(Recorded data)
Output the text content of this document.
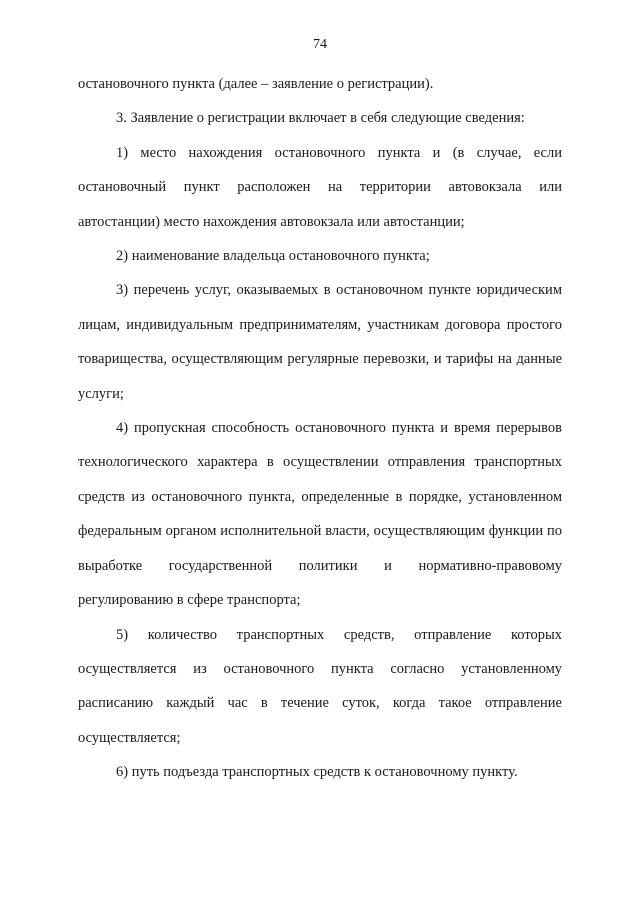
74

остановочного пункта (далее – заявление о регистрации).

3. Заявление о регистрации включает в себя следующие сведения:

1) место нахождения остановочного пункта и (в случае, если остановочный пункт расположен на территории автовокзала или автостанции) место нахождения автовокзала или автостанции;

2) наименование владельца остановочного пункта;

3) перечень услуг, оказываемых в остановочном пункте юридическим лицам, индивидуальным предпринимателям, участникам договора простого товарищества, осуществляющим регулярные перевозки, и тарифы на данные услуги;

4) пропускная способность остановочного пункта и время перерывов технологического характера в осуществлении отправления транспортных средств из остановочного пункта, определенные в порядке, установленном федеральным органом исполнительной власти, осуществляющим функции по выработке государственной политики и нормативно-правовому регулированию в сфере транспорта;

5) количество транспортных средств, отправление которых осуществляется из остановочного пункта согласно установленному расписанию каждый час в течение суток, когда такое отправление осуществляется;

6) путь подъезда транспортных средств к остановочному пункту.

◆ **Work to complete**:
Pick out the lines containing the string "пункта".

◆ **Worked solution**:
остановочного пункта (далее – заявление о регистрации).
1) место нахождения остановочного пункта и (в случае, если остановочный пункт расположен на территории автовокзала или автостанции) место нахождения автовокзала или автостанции;
2) наименование владельца остановочного пункта;
4) пропускная способность остановочного пункта и время перерывов технологического характера в осуществлении отправления транспортных средств из остановочного пункта, определенные в порядке, установленном федеральным органом исполнительной власти, осуществляющим функции по выработке государственной политики и нормативно-правовому регулированию в сфере транспорта;
5) количество транспортных средств, отправление которых осуществляется из остановочного пункта согласно установленному расписанию каждый час в течение суток, когда такое отправление осуществляется;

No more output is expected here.